Boxed element records
---
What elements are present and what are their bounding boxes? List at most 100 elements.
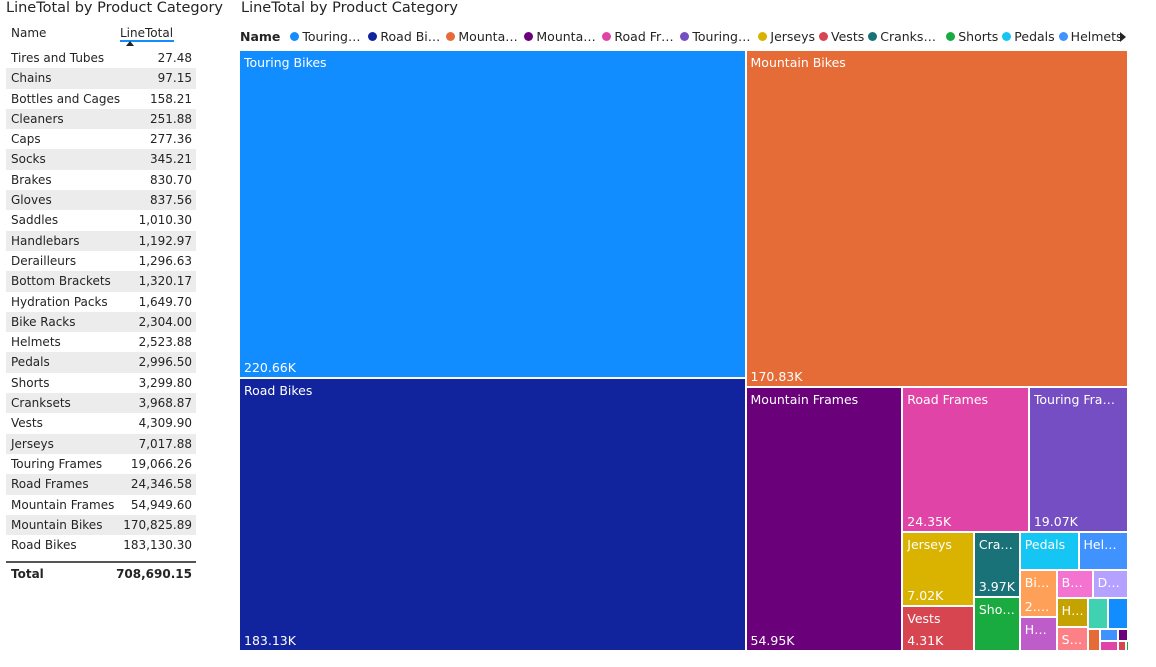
treemap-tile[interactable]: Road Frames 24.35K xyxy=(903,387,1028,531)
legend-item[interactable]: Mountain Frames xyxy=(524,29,598,44)
name-cell: Brakes xyxy=(11,172,52,187)
tile-label: Touring Frames xyxy=(1033,391,1124,407)
name-cell: Mountain Bikes xyxy=(6,514,123,536)
table-row: Shorts 3,299.80 xyxy=(6,373,196,393)
tile-value-label: 170.83K xyxy=(750,368,803,384)
name-cell: Road Frames xyxy=(6,474,123,495)
value-cell: 7,017.88 xyxy=(122,433,196,454)
legend-next[interactable] xyxy=(1118,31,1128,43)
table-row: Bottles and Cages 158.21 xyxy=(6,89,196,109)
treemap-tile[interactable] xyxy=(1100,641,1118,650)
name-cell: Bottom Brackets xyxy=(6,271,123,292)
treemap-tile[interactable]: Jerseys 7.02K xyxy=(903,532,973,605)
legend-item[interactable]: Mountain Bikes xyxy=(446,29,520,44)
treemap-tile[interactable]: Touring Bikes 220.66K xyxy=(240,51,745,378)
treemap-tile[interactable] xyxy=(1126,642,1128,650)
tile-label: Shorts xyxy=(978,601,1016,617)
legend-item[interactable]: Jerseys xyxy=(758,29,815,44)
table-row: Caps 277.36 xyxy=(6,129,196,149)
tile-value-label: 220.66K xyxy=(244,360,296,376)
legend-item[interactable]: Touring Frames xyxy=(680,29,754,44)
name-cell: Gloves xyxy=(6,190,123,211)
value-cell: 1,296.63 xyxy=(138,253,192,268)
legend-item[interactable]: Shorts xyxy=(946,29,998,44)
tile-label: Road Bikes xyxy=(244,383,313,399)
treemap-tile[interactable]: Mountain Frames 54.95K xyxy=(746,387,902,650)
legend-marker xyxy=(758,32,768,41)
name-cell: Socks xyxy=(6,149,123,170)
treemap-tile[interactable] xyxy=(1119,642,1125,650)
table-row: Chains 97.15 xyxy=(6,68,196,89)
legend-item[interactable]: Road Frames xyxy=(602,29,676,44)
treemap: Touring Bikes 220.66K Road Bikes 183.13K Mou… xyxy=(240,51,1129,652)
treemap-tile[interactable]: Mountain Bikes 170.83K xyxy=(746,51,1127,386)
treemap-tile[interactable]: Hydration Packs xyxy=(1020,618,1056,650)
table: Name LineTotal Tires and Tubes 27.48 Chain… xyxy=(6,22,196,585)
legend-marker xyxy=(819,32,829,41)
name-cell: Cleaners xyxy=(6,108,123,130)
tile-value-label: 19.07K xyxy=(1033,513,1078,529)
treemap-tile[interactable]: Road Bikes 183.13K xyxy=(240,379,745,650)
treemap-tile[interactable] xyxy=(1100,630,1118,640)
value-cell: 97.15 xyxy=(122,68,196,89)
treemap-tile[interactable]: Pedals xyxy=(1020,532,1078,570)
legend-label: Pedals xyxy=(1014,29,1055,44)
name-cell: Vests xyxy=(11,416,43,431)
table-row: Derailleurs 1,296.63 xyxy=(6,251,196,271)
tile-label: Cranksets xyxy=(978,536,1016,552)
legend-item[interactable]: Pedals xyxy=(1002,29,1055,44)
legend-item[interactable]: Vests xyxy=(819,29,864,44)
name-cell: Pedals xyxy=(6,352,123,373)
value-cell: 1,320.17 xyxy=(122,271,196,292)
treemap-tile[interactable]: Cranksets 3.97K xyxy=(974,532,1019,596)
value-cell: 1,010.30 xyxy=(138,213,192,228)
legend-item[interactable]: Road Bikes xyxy=(368,29,442,44)
table-header: Name LineTotal xyxy=(6,22,196,48)
table-row: Road Frames 24,346.58 xyxy=(6,474,196,495)
legend-item[interactable]: Helmets xyxy=(1058,29,1120,44)
table-row: Helmets 2,523.88 xyxy=(6,332,196,352)
value-cell: 1,649.70 xyxy=(138,294,192,309)
table-row: Handlebars 1,192.97 xyxy=(6,230,196,251)
sort-arrow xyxy=(126,41,134,46)
value-cell: 277.36 xyxy=(150,132,192,147)
tile-label: Jerseys xyxy=(907,536,952,552)
treemap-tile[interactable]: Handlebars xyxy=(1057,598,1087,626)
name-cell: Road Bikes xyxy=(11,538,77,553)
column-header[interactable]: Name xyxy=(11,26,47,40)
treemap-tile[interactable]: Vests 4.31K xyxy=(903,606,973,650)
column-header[interactable]: LineTotal xyxy=(120,26,174,42)
value-cell: 837.56 xyxy=(122,190,196,211)
treemap-tile[interactable]: Shorts xyxy=(974,597,1019,650)
treemap-tile[interactable]: Touring Frames 19.07K xyxy=(1029,387,1127,531)
name-cell: Tires and Tubes xyxy=(11,51,105,65)
treemap-tile[interactable] xyxy=(1088,630,1099,650)
value-cell: 345.21 xyxy=(122,149,196,170)
total-row: Total 708,690.15 xyxy=(6,561,196,585)
tile-value-label: 3.97K xyxy=(978,578,1015,594)
value-cell: 19,066.26 xyxy=(130,456,192,471)
total-label: Total xyxy=(11,567,44,582)
legend-label: Mountain Frames xyxy=(536,29,598,44)
treemap-tile[interactable] xyxy=(1109,598,1127,629)
legend-item[interactable]: Touring Bikes xyxy=(290,29,364,44)
name-cell: Derailleurs xyxy=(11,253,77,268)
table-row: Hydration Packs 1,649.70 xyxy=(6,292,196,312)
treemap-tile[interactable] xyxy=(1119,630,1127,641)
treemap-tile[interactable]: Saddles xyxy=(1057,627,1087,650)
legend-label: Road Bikes xyxy=(380,29,443,44)
legend-marker xyxy=(1058,32,1068,41)
legend-label: Helmets xyxy=(1070,29,1120,44)
treemap-tile[interactable]: Helmets xyxy=(1079,532,1127,570)
treemap-tile[interactable] xyxy=(1088,598,1108,629)
legend-item[interactable]: Cranksets xyxy=(868,29,942,44)
treemap-tile[interactable]: Bike Racks 2.30K xyxy=(1020,571,1056,617)
treemap-tile[interactable]: Bottom Brackets xyxy=(1057,571,1092,597)
table-row: Bottom Brackets 1,320.17 xyxy=(6,271,196,292)
table-row: Bike Racks 2,304.00 xyxy=(6,311,196,333)
legend-marker xyxy=(946,32,956,41)
legend-label: Road Frames xyxy=(614,29,676,44)
legend-title: Name xyxy=(240,29,281,44)
treemap-tile[interactable]: Derailleurs xyxy=(1093,571,1127,597)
---
Copy the records above word for word, leaving out the pictures.

Exercise response:
What elements are present and what are their bounding boxes? List at most 100 elements.
treemap-tile[interactable]: Road Frames 24.35K xyxy=(903,387,1028,531)
legend-item[interactable]: Mountain Frames xyxy=(524,29,598,44)
name-cell: Brakes xyxy=(11,172,52,187)
tile-label: Touring Frames xyxy=(1033,391,1124,407)
name-cell: Mountain Bikes xyxy=(6,514,123,536)
table-row: Shorts 3,299.80 xyxy=(6,373,196,393)
tile-value-label: 170.83K xyxy=(750,368,803,384)
name-cell: Road Frames xyxy=(6,474,123,495)
value-cell: 7,017.88 xyxy=(122,433,196,454)
legend-next[interactable] xyxy=(1118,31,1128,43)
table-row: Bottles and Cages 158.21 xyxy=(6,89,196,109)
treemap-tile[interactable] xyxy=(1100,641,1118,650)
name-cell: Bottom Brackets xyxy=(6,271,123,292)
treemap-tile[interactable]: Jerseys 7.02K xyxy=(903,532,973,605)
legend-item[interactable]: Mountain Bikes xyxy=(446,29,520,44)
treemap-tile[interactable]: Touring Bikes 220.66K xyxy=(240,51,745,378)
treemap-tile[interactable] xyxy=(1126,642,1128,650)
tile-label: Shorts xyxy=(978,601,1016,617)
legend-item[interactable]: Jerseys xyxy=(758,29,815,44)
table-row: Caps 277.36 xyxy=(6,129,196,149)
tile-value-label: 220.66K xyxy=(244,360,296,376)
legend-item[interactable]: Touring Frames xyxy=(680,29,754,44)
name-cell: Gloves xyxy=(6,190,123,211)
value-cell: 1,296.63 xyxy=(138,253,192,268)
legend-item[interactable]: Shorts xyxy=(946,29,998,44)
tile-label: Road Bikes xyxy=(244,383,313,399)
treemap-tile[interactable]: Mountain Frames 54.95K xyxy=(746,387,902,650)
legend-marker xyxy=(758,32,768,41)
name-cell: Socks xyxy=(6,149,123,170)
treemap-tile[interactable] xyxy=(1119,642,1125,650)
table-row: Chains 97.15 xyxy=(6,68,196,89)
legend-item[interactable]: Road Frames xyxy=(602,29,676,44)
treemap: Touring Bikes 220.66K Road Bikes 183.13K Mou… xyxy=(240,51,1129,652)
treemap-tile[interactable]: Mountain Bikes 170.83K xyxy=(746,51,1127,386)
treemap-tile[interactable]: Hydration Packs xyxy=(1020,618,1056,650)
table: Name LineTotal Tires and Tubes 27.48 Chain… xyxy=(6,22,196,585)
legend-marker xyxy=(819,32,829,41)
name-cell: Cleaners xyxy=(6,108,123,130)
tile-value-label: 19.07K xyxy=(1033,513,1078,529)
treemap-tile[interactable]: Road Bikes 183.13K xyxy=(240,379,745,650)
treemap-tile[interactable] xyxy=(1100,630,1118,640)
value-cell: 97.15 xyxy=(122,68,196,89)
treemap-tile[interactable]: Pedals xyxy=(1020,532,1078,570)
legend-label: Pedals xyxy=(1014,29,1055,44)
name-cell: Vests xyxy=(11,416,43,431)
table-row: Derailleurs 1,296.63 xyxy=(6,251,196,271)
tile-label: Cranksets xyxy=(978,536,1016,552)
legend-item[interactable]: Pedals xyxy=(1002,29,1055,44)
legend-item[interactable]: Vests xyxy=(819,29,864,44)
name-cell: Pedals xyxy=(6,352,123,373)
value-cell: 1,320.17 xyxy=(122,271,196,292)
treemap-tile[interactable]: Cranksets 3.97K xyxy=(974,532,1019,596)
value-cell: 1,010.30 xyxy=(138,213,192,228)
legend-item[interactable]: Road Bikes xyxy=(368,29,442,44)
table-header: Name LineTotal xyxy=(6,22,196,48)
table-row: Road Frames 24,346.58 xyxy=(6,474,196,495)
legend-item[interactable]: Helmets xyxy=(1058,29,1120,44)
table-row: Helmets 2,523.88 xyxy=(6,332,196,352)
value-cell: 1,649.70 xyxy=(138,294,192,309)
table-row: Handlebars 1,192.97 xyxy=(6,230,196,251)
sort-arrow xyxy=(126,41,134,46)
value-cell: 277.36 xyxy=(150,132,192,147)
tile-label: Jerseys xyxy=(907,536,952,552)
treemap-tile[interactable]: Handlebars xyxy=(1057,598,1087,626)
name-cell: Road Bikes xyxy=(11,538,77,553)
column-header[interactable]: Name xyxy=(11,26,47,40)
treemap-tile[interactable]: Vests 4.31K xyxy=(903,606,973,650)
column-header[interactable]: LineTotal xyxy=(120,26,174,42)
value-cell: 837.56 xyxy=(122,190,196,211)
treemap-tile[interactable]: Shorts xyxy=(974,597,1019,650)
treemap-tile[interactable]: Touring Frames 19.07K xyxy=(1029,387,1127,531)
name-cell: Tires and Tubes xyxy=(11,51,105,65)
treemap-tile[interactable] xyxy=(1088,630,1099,650)
value-cell: 345.21 xyxy=(122,149,196,170)
total-row: Total 708,690.15 xyxy=(6,561,196,585)
tile-value-label: 3.97K xyxy=(978,578,1015,594)
value-cell: 19,066.26 xyxy=(130,456,192,471)
total-label: Total xyxy=(11,567,44,582)
legend-label: Mountain Frames xyxy=(536,29,598,44)
treemap-tile[interactable] xyxy=(1109,598,1127,629)
legend-item[interactable]: Touring Bikes xyxy=(290,29,364,44)
name-cell: Derailleurs xyxy=(11,253,77,268)
table-row: Hydration Packs 1,649.70 xyxy=(6,292,196,312)
treemap-tile[interactable] xyxy=(1119,630,1127,641)
treemap-tile[interactable]: Saddles xyxy=(1057,627,1087,650)
legend-label: Road Bikes xyxy=(380,29,443,44)
legend-marker xyxy=(1058,32,1068,41)
legend-label: Helmets xyxy=(1070,29,1120,44)
treemap-tile[interactable]: Helmets xyxy=(1079,532,1127,570)
treemap-tile[interactable] xyxy=(1088,598,1108,629)
legend-item[interactable]: Cranksets xyxy=(868,29,942,44)
treemap-tile[interactable]: Bike Racks 2.30K xyxy=(1020,571,1056,617)
treemap-tile[interactable]: Bottom Brackets xyxy=(1057,571,1092,597)
table-row: Bottom Brackets 1,320.17 xyxy=(6,271,196,292)
table-row: Bike Racks 2,304.00 xyxy=(6,311,196,333)
legend-marker xyxy=(946,32,956,41)
legend-label: Road Frames xyxy=(614,29,676,44)
legend-title: Name xyxy=(240,29,281,44)
treemap-tile[interactable]: Derailleurs xyxy=(1093,571,1127,597)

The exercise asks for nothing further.